It's Obama's party

DAVID ESPO AND NEDRA PICKLER

WASHINGTON Associated Press

Before a crowd of cheering thousands, Sen. Barack Obama of Illinois laid claim to the Democratic presidential nomination Tuesday night, taking a historic step toward his once-improbable goal of becoming the nation's first black president. Hillary Rodham Clinton manoeuvred for the vice-presidential spot on his fall ticket without conceding her own defeat.

“America, this is our moment,” the 46-year-old senator and one-time community organizer said in his first appearance as the Democratic nominee-in-waiting. “This is our time. Our turn to turn the page on the policies of the past.”

Mr. Obama's victory set up a five-month campaign with Republican Sen. John McCain of Arizona, a race between a first-term Senate opponent of the Iraq war and a 71-year-old former Vietnam prisoner of war and staunch supporter of the current U.S. military mission.

And both men seemed eager to begin.

Mr. McCain spoke first, in New Orleans, and he accused his younger rival of voting “to deny funds to the soldiers who have done a brilliant and brave job” in Iraq. It was a reference to 2007 legislation to pay for the Iraq war, a measure Mr. Obama opposed citing the lack of a timetable for withdrawing troops.

Mr. McCain agreed with Mr. Obama that the presidential race would focus on change. “But the choice is between the right change and the wrong change, between going forward and going backward,” he said.

Records
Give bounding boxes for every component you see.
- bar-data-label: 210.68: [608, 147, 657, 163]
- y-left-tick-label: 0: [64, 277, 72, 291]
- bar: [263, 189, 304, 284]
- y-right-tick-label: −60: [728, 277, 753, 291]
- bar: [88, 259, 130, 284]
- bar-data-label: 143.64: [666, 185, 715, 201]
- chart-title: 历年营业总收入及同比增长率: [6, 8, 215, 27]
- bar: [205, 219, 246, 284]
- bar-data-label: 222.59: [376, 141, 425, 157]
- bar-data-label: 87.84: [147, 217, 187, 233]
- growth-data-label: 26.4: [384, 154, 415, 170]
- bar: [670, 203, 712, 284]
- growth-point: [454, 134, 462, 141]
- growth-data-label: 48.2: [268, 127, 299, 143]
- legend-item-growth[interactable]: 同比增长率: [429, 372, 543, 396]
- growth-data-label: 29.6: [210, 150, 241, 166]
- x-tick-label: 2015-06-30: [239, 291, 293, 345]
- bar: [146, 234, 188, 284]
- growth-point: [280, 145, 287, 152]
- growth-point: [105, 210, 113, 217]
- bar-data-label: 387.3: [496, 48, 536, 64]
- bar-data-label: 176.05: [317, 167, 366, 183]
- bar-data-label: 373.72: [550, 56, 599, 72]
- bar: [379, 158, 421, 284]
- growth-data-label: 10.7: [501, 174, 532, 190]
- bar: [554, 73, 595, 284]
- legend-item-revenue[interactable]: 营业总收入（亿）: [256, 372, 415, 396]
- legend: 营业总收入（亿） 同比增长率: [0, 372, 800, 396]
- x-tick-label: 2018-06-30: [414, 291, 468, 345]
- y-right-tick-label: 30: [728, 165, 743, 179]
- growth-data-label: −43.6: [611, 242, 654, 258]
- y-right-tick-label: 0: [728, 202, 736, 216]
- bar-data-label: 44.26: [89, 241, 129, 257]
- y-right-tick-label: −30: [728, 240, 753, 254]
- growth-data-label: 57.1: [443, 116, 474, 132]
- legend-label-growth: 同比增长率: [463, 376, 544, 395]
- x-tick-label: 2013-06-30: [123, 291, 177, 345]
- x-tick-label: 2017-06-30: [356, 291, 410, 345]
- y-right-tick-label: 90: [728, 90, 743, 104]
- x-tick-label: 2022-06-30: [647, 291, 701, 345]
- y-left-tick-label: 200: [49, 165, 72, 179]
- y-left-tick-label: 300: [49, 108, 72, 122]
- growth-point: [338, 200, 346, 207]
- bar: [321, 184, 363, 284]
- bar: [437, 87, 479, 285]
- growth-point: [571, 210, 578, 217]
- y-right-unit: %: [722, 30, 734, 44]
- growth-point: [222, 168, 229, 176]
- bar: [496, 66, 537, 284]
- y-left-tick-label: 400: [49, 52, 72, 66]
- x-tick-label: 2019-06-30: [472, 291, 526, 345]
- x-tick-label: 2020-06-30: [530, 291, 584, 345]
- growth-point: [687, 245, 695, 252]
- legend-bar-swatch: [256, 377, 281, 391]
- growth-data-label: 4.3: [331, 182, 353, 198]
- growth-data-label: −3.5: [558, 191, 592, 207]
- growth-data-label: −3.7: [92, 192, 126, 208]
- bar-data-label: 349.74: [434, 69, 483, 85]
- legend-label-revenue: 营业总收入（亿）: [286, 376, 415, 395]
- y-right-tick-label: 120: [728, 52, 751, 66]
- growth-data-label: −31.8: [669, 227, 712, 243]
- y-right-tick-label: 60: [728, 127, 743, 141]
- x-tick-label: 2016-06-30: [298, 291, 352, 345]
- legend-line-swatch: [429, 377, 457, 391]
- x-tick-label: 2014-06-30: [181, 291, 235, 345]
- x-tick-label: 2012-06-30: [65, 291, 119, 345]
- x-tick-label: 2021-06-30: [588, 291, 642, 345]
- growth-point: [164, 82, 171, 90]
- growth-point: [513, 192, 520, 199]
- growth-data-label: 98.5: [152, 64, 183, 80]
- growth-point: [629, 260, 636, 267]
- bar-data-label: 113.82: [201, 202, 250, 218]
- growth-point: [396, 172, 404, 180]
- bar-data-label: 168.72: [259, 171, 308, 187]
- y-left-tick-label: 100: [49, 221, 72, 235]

**Written problem 1:** Decide whether each statement agrees with the news report on Obama's nomination, answering yes or no and quoting the deciding words: (a) Obama was 46 years old. (b) McCain gave his speech in Washington. (c) Clinton conceded her defeat.
**Written problem 2:** According to the news report on Obama's nomination, what reason did Obama give for opposing the 2007 legislation to pay for the Iraq war?

**Full output 1:**
(a) Yes: "the 46-year-old senator"
(b) No: "Mr. McCain spoke first, in New Orleans"
(c) No: "without conceding her own defeat"

**Full output 2:** He cited the lack of a timetable for withdrawing troops.